* **原文**
[原创]POJ 3252 Round Numbers [数位DP]【动态规划】

2016-08-25 23:11:27 Tabris_ 阅读数:323

博客爬取于2020-06-14 22:43:39
以下为正文

版权声明:本文为Tabris原创文章,未经博主允许不得私自转载。
https://blog.csdn.net/qq_33184171/article/details/52319408

题目连接:http://poj.org/problem?id=3252
-----------------------------.
Round Numbers
Time Limit: 2000MS Memory Limit: 65536K
Total Submissions: 12190 Accepted: 4629
Description

The cows, as you know, have no fingers or thumbs and thus are unable to play Scissors, Paper, Stone’ (also known as ‘Rock, Paper, Scissors’, ‘Ro, Sham, Bo’, and a host of other names) in order to make arbitrary decisions such as who gets to be milked first. They can’t even flip a coin because it’s so hard to toss using hooves.

They have thus resorted to “round number” matching. The first cow picks an integer less than two billion. The second cow does the same. If the numbers are both “round numbers”, the first cow wins,
otherwise the second cow wins.

* **相关资料**

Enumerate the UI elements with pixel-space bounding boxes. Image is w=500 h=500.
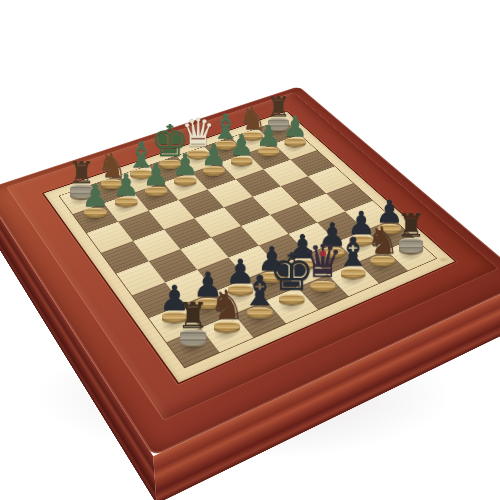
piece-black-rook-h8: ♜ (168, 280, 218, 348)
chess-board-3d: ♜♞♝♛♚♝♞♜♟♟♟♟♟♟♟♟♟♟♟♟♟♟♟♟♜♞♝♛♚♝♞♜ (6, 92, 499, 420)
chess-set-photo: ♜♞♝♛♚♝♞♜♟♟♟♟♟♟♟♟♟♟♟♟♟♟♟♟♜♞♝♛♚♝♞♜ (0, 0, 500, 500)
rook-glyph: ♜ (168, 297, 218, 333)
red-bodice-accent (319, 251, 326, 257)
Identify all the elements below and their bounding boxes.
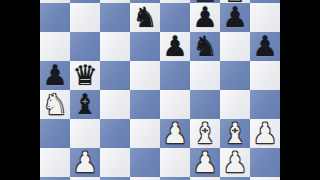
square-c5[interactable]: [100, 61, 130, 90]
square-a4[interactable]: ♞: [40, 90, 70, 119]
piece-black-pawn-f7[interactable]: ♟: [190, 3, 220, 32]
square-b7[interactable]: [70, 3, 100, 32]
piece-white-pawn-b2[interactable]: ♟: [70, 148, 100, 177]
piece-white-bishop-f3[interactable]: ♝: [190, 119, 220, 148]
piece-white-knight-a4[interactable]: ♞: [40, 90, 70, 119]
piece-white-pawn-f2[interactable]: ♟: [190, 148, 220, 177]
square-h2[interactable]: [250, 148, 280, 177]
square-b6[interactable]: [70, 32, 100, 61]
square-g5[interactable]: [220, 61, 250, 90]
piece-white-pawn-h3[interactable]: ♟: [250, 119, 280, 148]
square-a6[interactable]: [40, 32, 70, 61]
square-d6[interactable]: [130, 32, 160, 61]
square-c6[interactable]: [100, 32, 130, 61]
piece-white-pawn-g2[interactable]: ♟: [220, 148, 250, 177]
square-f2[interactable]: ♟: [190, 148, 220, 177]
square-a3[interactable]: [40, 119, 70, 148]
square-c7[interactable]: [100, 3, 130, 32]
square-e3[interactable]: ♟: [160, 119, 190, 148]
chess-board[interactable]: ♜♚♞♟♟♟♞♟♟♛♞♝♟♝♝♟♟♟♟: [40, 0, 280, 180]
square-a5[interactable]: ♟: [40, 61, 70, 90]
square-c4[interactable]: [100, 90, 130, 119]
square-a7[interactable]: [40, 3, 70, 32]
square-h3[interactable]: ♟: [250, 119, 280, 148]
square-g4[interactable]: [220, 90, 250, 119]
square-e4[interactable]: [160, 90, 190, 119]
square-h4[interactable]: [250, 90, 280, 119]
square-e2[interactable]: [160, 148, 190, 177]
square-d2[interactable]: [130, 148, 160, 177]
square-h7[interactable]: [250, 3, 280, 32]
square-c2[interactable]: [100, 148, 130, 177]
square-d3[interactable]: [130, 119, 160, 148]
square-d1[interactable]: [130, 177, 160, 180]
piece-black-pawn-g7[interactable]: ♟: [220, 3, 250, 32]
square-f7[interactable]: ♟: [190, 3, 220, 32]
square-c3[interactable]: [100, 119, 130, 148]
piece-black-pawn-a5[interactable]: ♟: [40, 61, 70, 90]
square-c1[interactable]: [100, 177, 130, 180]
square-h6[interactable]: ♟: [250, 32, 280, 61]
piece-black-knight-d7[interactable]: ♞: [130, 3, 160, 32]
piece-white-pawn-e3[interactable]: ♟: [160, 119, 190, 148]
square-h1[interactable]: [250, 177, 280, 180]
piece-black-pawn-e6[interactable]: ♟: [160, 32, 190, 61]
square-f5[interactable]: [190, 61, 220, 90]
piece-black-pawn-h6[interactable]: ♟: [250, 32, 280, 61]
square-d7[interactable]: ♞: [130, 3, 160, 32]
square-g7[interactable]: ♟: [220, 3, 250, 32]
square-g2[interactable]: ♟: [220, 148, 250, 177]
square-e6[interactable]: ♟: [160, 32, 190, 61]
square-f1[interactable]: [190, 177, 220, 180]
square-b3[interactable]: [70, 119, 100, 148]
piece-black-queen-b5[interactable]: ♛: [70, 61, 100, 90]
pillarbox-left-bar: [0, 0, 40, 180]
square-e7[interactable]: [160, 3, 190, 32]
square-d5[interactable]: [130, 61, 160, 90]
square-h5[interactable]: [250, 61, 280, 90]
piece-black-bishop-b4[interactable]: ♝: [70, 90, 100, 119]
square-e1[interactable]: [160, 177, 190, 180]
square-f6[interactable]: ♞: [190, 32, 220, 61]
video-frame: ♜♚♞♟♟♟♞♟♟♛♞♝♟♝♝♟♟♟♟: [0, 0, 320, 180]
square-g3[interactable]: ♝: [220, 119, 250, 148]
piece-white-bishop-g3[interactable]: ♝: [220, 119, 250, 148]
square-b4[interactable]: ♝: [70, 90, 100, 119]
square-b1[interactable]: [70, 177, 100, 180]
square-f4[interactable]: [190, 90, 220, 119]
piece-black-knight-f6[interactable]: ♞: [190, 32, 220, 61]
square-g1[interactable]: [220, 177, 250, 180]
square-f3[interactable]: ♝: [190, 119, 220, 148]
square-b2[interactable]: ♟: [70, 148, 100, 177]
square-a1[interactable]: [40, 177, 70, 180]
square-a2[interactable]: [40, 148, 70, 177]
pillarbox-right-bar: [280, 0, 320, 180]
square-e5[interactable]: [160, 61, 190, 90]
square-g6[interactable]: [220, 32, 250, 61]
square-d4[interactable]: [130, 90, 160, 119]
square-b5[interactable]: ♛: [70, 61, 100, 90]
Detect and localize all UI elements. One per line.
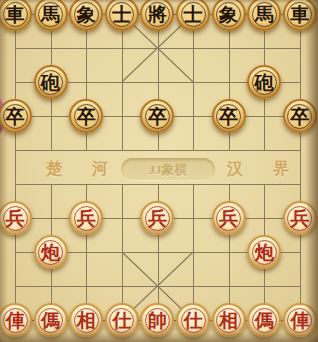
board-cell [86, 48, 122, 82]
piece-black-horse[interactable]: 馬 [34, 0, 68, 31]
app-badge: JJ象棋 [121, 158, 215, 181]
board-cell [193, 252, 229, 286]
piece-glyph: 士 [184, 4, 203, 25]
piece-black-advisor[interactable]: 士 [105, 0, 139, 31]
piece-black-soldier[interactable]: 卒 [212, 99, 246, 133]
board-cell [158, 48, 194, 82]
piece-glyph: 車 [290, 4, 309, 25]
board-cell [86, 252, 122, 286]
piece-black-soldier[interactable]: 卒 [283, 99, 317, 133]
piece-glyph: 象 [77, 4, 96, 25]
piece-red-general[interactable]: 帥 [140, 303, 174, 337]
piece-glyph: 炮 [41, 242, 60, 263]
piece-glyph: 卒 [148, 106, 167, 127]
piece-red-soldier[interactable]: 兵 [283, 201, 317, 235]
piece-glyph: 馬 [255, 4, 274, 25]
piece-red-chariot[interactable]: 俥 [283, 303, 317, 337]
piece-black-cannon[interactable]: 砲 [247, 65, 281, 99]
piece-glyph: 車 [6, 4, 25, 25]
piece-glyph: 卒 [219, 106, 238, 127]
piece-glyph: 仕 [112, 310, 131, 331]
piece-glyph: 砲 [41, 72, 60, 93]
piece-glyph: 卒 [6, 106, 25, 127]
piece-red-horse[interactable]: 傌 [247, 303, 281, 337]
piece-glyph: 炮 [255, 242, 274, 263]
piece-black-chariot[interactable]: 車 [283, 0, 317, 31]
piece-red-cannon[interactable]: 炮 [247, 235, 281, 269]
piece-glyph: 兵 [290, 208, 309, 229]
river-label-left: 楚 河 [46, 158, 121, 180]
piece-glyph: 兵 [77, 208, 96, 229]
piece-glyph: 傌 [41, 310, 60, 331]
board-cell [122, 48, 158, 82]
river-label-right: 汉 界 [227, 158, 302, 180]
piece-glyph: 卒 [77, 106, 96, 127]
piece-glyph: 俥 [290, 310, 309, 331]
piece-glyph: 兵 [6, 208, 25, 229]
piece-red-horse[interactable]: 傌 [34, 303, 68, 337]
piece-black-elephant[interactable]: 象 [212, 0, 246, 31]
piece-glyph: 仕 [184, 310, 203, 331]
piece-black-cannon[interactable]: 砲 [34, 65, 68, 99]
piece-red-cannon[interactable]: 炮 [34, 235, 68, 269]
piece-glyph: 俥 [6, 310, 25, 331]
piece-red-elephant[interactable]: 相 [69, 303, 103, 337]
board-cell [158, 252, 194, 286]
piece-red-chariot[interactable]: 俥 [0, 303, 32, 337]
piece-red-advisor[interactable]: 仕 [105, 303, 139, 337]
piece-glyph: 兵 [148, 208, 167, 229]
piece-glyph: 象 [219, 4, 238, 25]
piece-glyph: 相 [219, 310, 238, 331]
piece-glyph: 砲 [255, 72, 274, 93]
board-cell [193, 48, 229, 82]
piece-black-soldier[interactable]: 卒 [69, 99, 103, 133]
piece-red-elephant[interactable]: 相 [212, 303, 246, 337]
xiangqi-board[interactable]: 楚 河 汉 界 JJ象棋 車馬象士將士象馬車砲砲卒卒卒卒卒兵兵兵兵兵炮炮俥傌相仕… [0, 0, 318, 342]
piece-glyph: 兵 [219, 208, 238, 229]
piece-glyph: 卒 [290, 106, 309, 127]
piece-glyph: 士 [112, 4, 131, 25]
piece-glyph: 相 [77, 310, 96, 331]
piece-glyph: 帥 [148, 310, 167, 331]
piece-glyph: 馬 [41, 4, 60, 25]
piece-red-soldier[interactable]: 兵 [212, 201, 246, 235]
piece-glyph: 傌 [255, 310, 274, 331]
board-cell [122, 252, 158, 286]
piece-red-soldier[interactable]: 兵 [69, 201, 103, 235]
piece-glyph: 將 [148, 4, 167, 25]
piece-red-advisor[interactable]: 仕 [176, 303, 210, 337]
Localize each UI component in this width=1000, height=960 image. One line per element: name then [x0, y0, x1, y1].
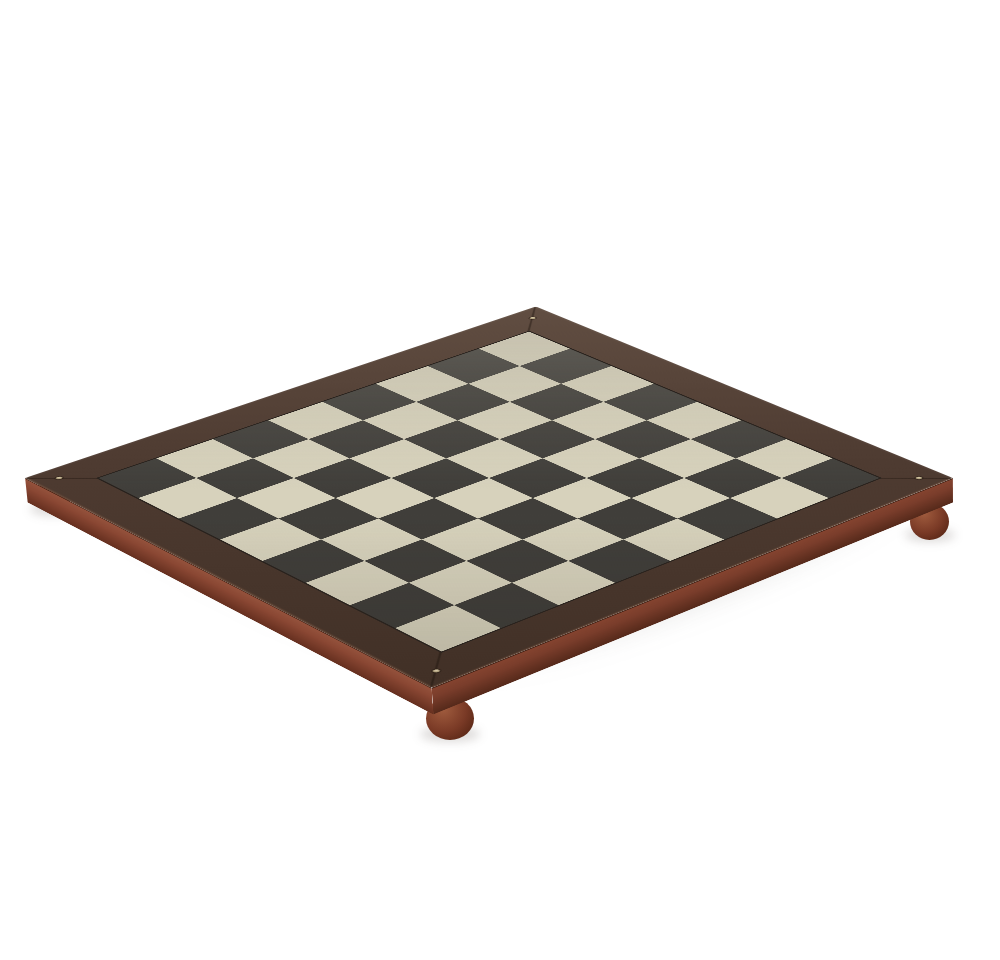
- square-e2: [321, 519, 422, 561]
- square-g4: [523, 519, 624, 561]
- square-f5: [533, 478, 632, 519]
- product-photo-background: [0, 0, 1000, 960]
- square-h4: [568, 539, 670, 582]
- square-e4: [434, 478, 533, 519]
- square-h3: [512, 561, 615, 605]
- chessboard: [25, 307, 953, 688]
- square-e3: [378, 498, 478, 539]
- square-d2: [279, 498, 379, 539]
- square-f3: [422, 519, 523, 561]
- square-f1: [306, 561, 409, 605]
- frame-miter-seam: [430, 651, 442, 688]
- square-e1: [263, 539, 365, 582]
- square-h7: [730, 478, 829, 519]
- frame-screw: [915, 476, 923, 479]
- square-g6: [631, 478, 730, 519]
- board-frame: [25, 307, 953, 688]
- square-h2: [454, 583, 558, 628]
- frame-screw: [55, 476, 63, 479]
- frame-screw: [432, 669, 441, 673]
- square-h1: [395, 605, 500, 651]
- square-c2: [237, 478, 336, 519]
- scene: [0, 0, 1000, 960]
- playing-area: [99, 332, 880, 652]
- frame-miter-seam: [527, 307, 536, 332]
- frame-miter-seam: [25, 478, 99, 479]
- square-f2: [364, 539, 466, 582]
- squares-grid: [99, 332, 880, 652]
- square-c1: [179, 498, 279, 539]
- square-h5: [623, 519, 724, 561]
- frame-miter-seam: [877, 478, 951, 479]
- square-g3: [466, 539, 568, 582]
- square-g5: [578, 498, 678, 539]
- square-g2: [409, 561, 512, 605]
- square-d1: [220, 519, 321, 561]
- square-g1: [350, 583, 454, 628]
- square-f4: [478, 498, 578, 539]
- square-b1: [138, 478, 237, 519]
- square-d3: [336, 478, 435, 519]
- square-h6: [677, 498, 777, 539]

* **任务要求**
请将原文中从"博客爬取于2020-06-14 22:43:39"起、至"toss using hooves."止的部分重新写出，并把其中的"hooves"替换为"paws"。 以上各行与原文内容并无关联。

* **参考答案**
博客爬取于2020-06-14 22:43:39
以下为正文

版权声明:本文为Tabris原创文章,未经博主允许不得私自转载。
https://blog.csdn.net/qq_33184171/article/details/52319408

题目连接:http://poj.org/problem?id=3252
-----------------------------.
Round Numbers
Time Limit: 2000MS Memory Limit: 65536K
Total Submissions: 12190 Accepted: 4629
Description

The cows, as you know, have no fingers or thumbs and thus are unable to play Scissors, Paper, Stone’ (also known as ‘Rock, Paper, Scissors’, ‘Ro, Sham, Bo’, and a host of other names) in order to make arbitrary decisions such as who gets to be milked first. They can’t even flip a coin because it’s so hard to toss using paws.